▶ TASK TO COMPLETE: Copy out each of the records below word for word, leaving out the pictures.

-- STORED RECORDS start --

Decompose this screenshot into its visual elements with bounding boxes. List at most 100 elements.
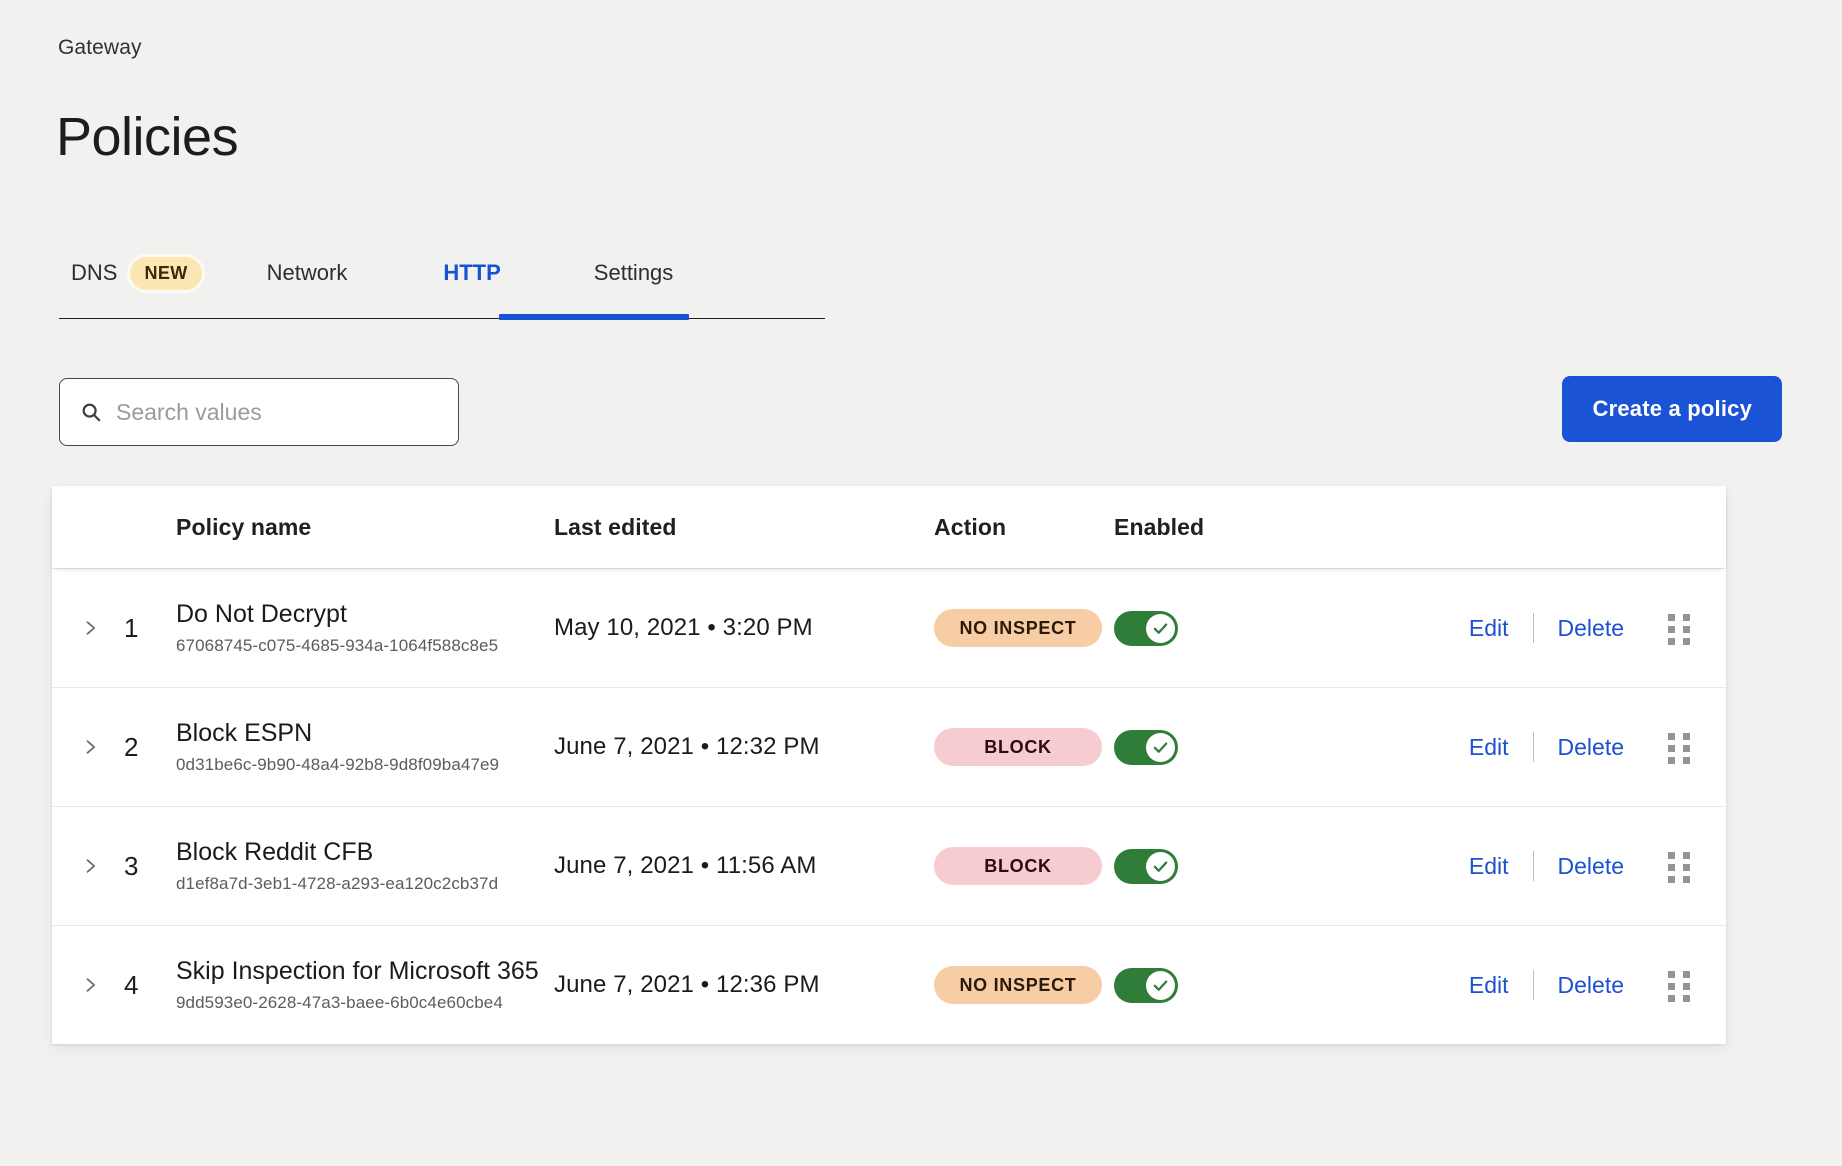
policies-table: Policy name Last edited Action Enabled 1… (52, 486, 1726, 1044)
page-title: Policies (56, 107, 239, 168)
enabled-toggle[interactable] (1114, 967, 1178, 1003)
policy-name-cell: Do Not Decrypt 67068745-c075-4685-934a-1… (176, 600, 554, 656)
drag-handle-icon[interactable] (1668, 733, 1690, 764)
search-icon (80, 401, 102, 423)
last-edited-cell: June 7, 2021 • 12:32 PM (554, 733, 820, 760)
search-input[interactable] (116, 379, 438, 445)
row-index: 1 (124, 612, 139, 643)
table-row[interactable]: 3 Block Reddit CFB d1ef8a7d-3eb1-4728-a2… (52, 806, 1726, 925)
drag-handle-icon[interactable] (1668, 614, 1690, 645)
column-header-enabled: Enabled (1114, 513, 1205, 540)
column-header-last-edited: Last edited (554, 513, 677, 540)
enabled-cell (1114, 848, 1310, 884)
row-operations: Edit Delete (1310, 613, 1726, 645)
policy-name-cell: Block ESPN 0d31be6c-9b90-48a4-92b8-9d8f0… (176, 719, 554, 775)
check-icon (1153, 860, 1168, 872)
row-expand-toggle[interactable] (52, 856, 124, 876)
policy-name: Skip Inspection for Microsoft 365 (176, 957, 539, 986)
action-badge: BLOCK (934, 847, 1102, 885)
last-edited-cell: June 7, 2021 • 11:56 AM (554, 852, 817, 879)
action-cell: BLOCK (934, 847, 1114, 885)
delete-link[interactable]: Delete (1557, 971, 1624, 998)
chevron-right-icon (86, 740, 96, 754)
policy-name-cell: Block Reddit CFB d1ef8a7d-3eb1-4728-a293… (176, 838, 554, 894)
enabled-cell (1114, 729, 1310, 765)
tab-http-label: HTTP (443, 260, 501, 285)
tab-network-label: Network (266, 260, 348, 285)
enabled-toggle[interactable] (1114, 729, 1178, 765)
check-icon (1153, 741, 1168, 753)
policy-name: Block ESPN (176, 719, 313, 748)
last-edited-cell: May 10, 2021 • 3:20 PM (554, 614, 813, 641)
column-header-action: Action (934, 513, 1007, 540)
table-row[interactable]: 2 Block ESPN 0d31be6c-9b90-48a4-92b8-9d8… (52, 687, 1726, 806)
operations-divider (1532, 970, 1534, 1000)
check-icon (1153, 979, 1168, 991)
create-policy-button[interactable]: Create a policy (1562, 376, 1782, 442)
policy-name: Block Reddit CFB (176, 838, 374, 867)
delete-link[interactable]: Delete (1557, 733, 1624, 760)
delete-link[interactable]: Delete (1557, 614, 1624, 641)
edit-link[interactable]: Edit (1468, 733, 1509, 760)
policy-id: d1ef8a7d-3eb1-4728-a293-ea120c2cb37d (176, 873, 499, 893)
chevron-right-icon (86, 859, 96, 873)
drag-handle-icon[interactable] (1668, 971, 1690, 1002)
row-index: 2 (124, 731, 139, 762)
policy-id: 0d31be6c-9b90-48a4-92b8-9d8f09ba47e9 (176, 754, 500, 774)
toggle-knob (1146, 732, 1175, 762)
table-row[interactable]: 1 Do Not Decrypt 67068745-c075-4685-934a… (52, 568, 1726, 687)
table-header-row: Policy name Last edited Action Enabled (52, 486, 1726, 568)
policy-id: 67068745-c075-4685-934a-1064f588c8e5 (176, 635, 499, 655)
enabled-toggle[interactable] (1114, 610, 1178, 646)
tab-settings[interactable]: Settings (594, 244, 674, 302)
chevron-right-icon (86, 978, 96, 992)
enabled-cell (1114, 967, 1310, 1003)
enabled-cell (1114, 610, 1310, 646)
row-expand-toggle[interactable] (52, 737, 124, 757)
edit-link[interactable]: Edit (1468, 971, 1509, 998)
edit-link[interactable]: Edit (1468, 852, 1509, 879)
policy-name: Do Not Decrypt (176, 600, 347, 629)
tab-bar: DNS NEW Network HTTP Settings (59, 244, 825, 322)
action-badge: BLOCK (934, 728, 1102, 766)
tab-active-indicator (499, 314, 689, 320)
toggle-knob (1146, 970, 1175, 1000)
enabled-toggle[interactable] (1114, 848, 1178, 884)
policy-name-cell: Skip Inspection for Microsoft 365 9dd593… (176, 957, 554, 1013)
row-index: 3 (124, 850, 139, 881)
table-row[interactable]: 4 Skip Inspection for Microsoft 365 9dd5… (52, 925, 1726, 1044)
row-expand-toggle[interactable] (52, 975, 124, 995)
row-index: 4 (124, 969, 139, 1000)
delete-link[interactable]: Delete (1557, 852, 1624, 879)
action-cell: NO INSPECT (934, 966, 1114, 1004)
row-operations: Edit Delete (1310, 970, 1726, 1002)
tab-dns-new-badge: NEW (127, 253, 205, 293)
last-edited-cell: June 7, 2021 • 12:36 PM (554, 971, 820, 998)
chevron-right-icon (86, 621, 96, 635)
tab-dns[interactable]: DNS NEW (71, 244, 205, 302)
policy-id: 9dd593e0-2628-47a3-baee-6b0c4e60cbe4 (176, 992, 503, 1012)
action-cell: BLOCK (934, 728, 1114, 766)
toggle-knob (1146, 851, 1175, 881)
tab-http[interactable]: HTTP (443, 244, 500, 302)
action-badge: NO INSPECT (934, 966, 1102, 1004)
column-header-policy-name: Policy name (176, 513, 312, 540)
row-operations: Edit Delete (1310, 851, 1726, 883)
tab-divider (59, 318, 825, 319)
search-box[interactable] (59, 378, 459, 446)
edit-link[interactable]: Edit (1468, 614, 1509, 641)
row-operations: Edit Delete (1310, 732, 1726, 764)
drag-handle-icon[interactable] (1668, 852, 1690, 883)
action-badge: NO INSPECT (934, 609, 1102, 647)
operations-divider (1532, 732, 1534, 762)
row-expand-toggle[interactable] (52, 618, 124, 638)
tabs-row: DNS NEW Network HTTP Settings (59, 244, 825, 302)
check-icon (1153, 622, 1168, 634)
action-cell: NO INSPECT (934, 609, 1114, 647)
operations-divider (1532, 613, 1534, 643)
tab-dns-label: DNS (71, 260, 118, 285)
tab-settings-label: Settings (593, 260, 674, 285)
tab-network[interactable]: Network (267, 244, 348, 302)
breadcrumb: Gateway (58, 36, 142, 59)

-- STORED RECORDS end --

▶ SOLUTION TO THIS EXERCISE:
Decompose this screenshot into its visual elements with bounding boxes. List at most 100 elements.
policies-table: Policy name Last edited Action Enabled 1… (52, 486, 1726, 1044)
page-title: Policies (56, 107, 239, 168)
enabled-toggle[interactable] (1114, 967, 1178, 1003)
policy-name-cell: Do Not Decrypt 67068745-c075-4685-934a-1… (176, 600, 554, 656)
drag-handle-icon[interactable] (1668, 733, 1690, 764)
search-icon (80, 401, 102, 423)
last-edited-cell: June 7, 2021 • 12:32 PM (554, 733, 820, 760)
search-input[interactable] (116, 379, 438, 445)
row-index: 1 (124, 612, 139, 643)
table-row[interactable]: 3 Block Reddit CFB d1ef8a7d-3eb1-4728-a2… (52, 806, 1726, 925)
drag-handle-icon[interactable] (1668, 614, 1690, 645)
column-header-enabled: Enabled (1114, 513, 1205, 540)
column-header-last-edited: Last edited (554, 513, 677, 540)
enabled-cell (1114, 848, 1310, 884)
row-operations: Edit Delete (1310, 613, 1726, 645)
policy-name-cell: Block ESPN 0d31be6c-9b90-48a4-92b8-9d8f0… (176, 719, 554, 775)
check-icon (1153, 860, 1168, 872)
row-expand-toggle[interactable] (52, 856, 124, 876)
policy-name: Skip Inspection for Microsoft 365 (176, 957, 539, 986)
action-badge: BLOCK (934, 847, 1102, 885)
last-edited-cell: June 7, 2021 • 11:56 AM (554, 852, 817, 879)
action-cell: BLOCK (934, 847, 1114, 885)
delete-link[interactable]: Delete (1557, 971, 1624, 998)
chevron-right-icon (86, 740, 96, 754)
policy-name-cell: Block Reddit CFB d1ef8a7d-3eb1-4728-a293… (176, 838, 554, 894)
enabled-cell (1114, 729, 1310, 765)
tab-http-label: HTTP (443, 260, 501, 285)
tab-network-label: Network (266, 260, 348, 285)
enabled-toggle[interactable] (1114, 729, 1178, 765)
check-icon (1153, 741, 1168, 753)
policy-name: Block ESPN (176, 719, 313, 748)
last-edited-cell: May 10, 2021 • 3:20 PM (554, 614, 813, 641)
column-header-action: Action (934, 513, 1007, 540)
table-row[interactable]: 2 Block ESPN 0d31be6c-9b90-48a4-92b8-9d8… (52, 687, 1726, 806)
operations-divider (1532, 970, 1534, 1000)
check-icon (1153, 979, 1168, 991)
create-policy-button[interactable]: Create a policy (1562, 376, 1782, 442)
policy-name: Block Reddit CFB (176, 838, 374, 867)
delete-link[interactable]: Delete (1557, 733, 1624, 760)
delete-link[interactable]: Delete (1557, 614, 1624, 641)
edit-link[interactable]: Edit (1468, 733, 1509, 760)
policy-id: d1ef8a7d-3eb1-4728-a293-ea120c2cb37d (176, 873, 499, 893)
chevron-right-icon (86, 859, 96, 873)
drag-handle-icon[interactable] (1668, 971, 1690, 1002)
row-index: 2 (124, 731, 139, 762)
policy-id: 0d31be6c-9b90-48a4-92b8-9d8f09ba47e9 (176, 754, 500, 774)
toggle-knob (1146, 732, 1175, 762)
table-row[interactable]: 1 Do Not Decrypt 67068745-c075-4685-934a… (52, 568, 1726, 687)
table-header-row: Policy name Last edited Action Enabled (52, 486, 1726, 568)
policy-id: 67068745-c075-4685-934a-1064f588c8e5 (176, 635, 499, 655)
enabled-toggle[interactable] (1114, 610, 1178, 646)
tab-settings[interactable]: Settings (594, 244, 674, 302)
chevron-right-icon (86, 978, 96, 992)
enabled-cell (1114, 967, 1310, 1003)
enabled-cell (1114, 610, 1310, 646)
row-expand-toggle[interactable] (52, 737, 124, 757)
edit-link[interactable]: Edit (1468, 971, 1509, 998)
edit-link[interactable]: Edit (1468, 852, 1509, 879)
policy-name: Do Not Decrypt (176, 600, 347, 629)
tab-bar: DNS NEW Network HTTP Settings (59, 244, 825, 322)
action-badge: BLOCK (934, 728, 1102, 766)
tab-active-indicator (499, 314, 689, 320)
toggle-knob (1146, 970, 1175, 1000)
enabled-toggle[interactable] (1114, 848, 1178, 884)
policy-name-cell: Skip Inspection for Microsoft 365 9dd593… (176, 957, 554, 1013)
row-index: 3 (124, 850, 139, 881)
table-row[interactable]: 4 Skip Inspection for Microsoft 365 9dd5… (52, 925, 1726, 1044)
row-expand-toggle[interactable] (52, 975, 124, 995)
row-index: 4 (124, 969, 139, 1000)
delete-link[interactable]: Delete (1557, 852, 1624, 879)
action-cell: NO INSPECT (934, 966, 1114, 1004)
row-operations: Edit Delete (1310, 970, 1726, 1002)
tab-dns-new-badge: NEW (127, 253, 205, 293)
last-edited-cell: June 7, 2021 • 12:36 PM (554, 971, 820, 998)
chevron-right-icon (86, 621, 96, 635)
tab-dns[interactable]: DNS NEW (71, 244, 205, 302)
policy-id: 9dd593e0-2628-47a3-baee-6b0c4e60cbe4 (176, 992, 503, 1012)
action-cell: BLOCK (934, 728, 1114, 766)
toggle-knob (1146, 851, 1175, 881)
tab-http[interactable]: HTTP (443, 244, 500, 302)
action-badge: NO INSPECT (934, 966, 1102, 1004)
column-header-policy-name: Policy name (176, 513, 312, 540)
row-operations: Edit Delete (1310, 851, 1726, 883)
tab-divider (59, 318, 825, 319)
search-box[interactable] (59, 378, 459, 446)
edit-link[interactable]: Edit (1468, 614, 1509, 641)
row-operations: Edit Delete (1310, 732, 1726, 764)
drag-handle-icon[interactable] (1668, 852, 1690, 883)
action-badge: NO INSPECT (934, 609, 1102, 647)
operations-divider (1532, 732, 1534, 762)
row-expand-toggle[interactable] (52, 618, 124, 638)
tabs-row: DNS NEW Network HTTP Settings (59, 244, 825, 302)
check-icon (1153, 622, 1168, 634)
action-cell: NO INSPECT (934, 609, 1114, 647)
operations-divider (1532, 613, 1534, 643)
tab-dns-label: DNS (71, 260, 118, 285)
tab-settings-label: Settings (593, 260, 674, 285)
tab-network[interactable]: Network (267, 244, 348, 302)
breadcrumb: Gateway (58, 36, 142, 59)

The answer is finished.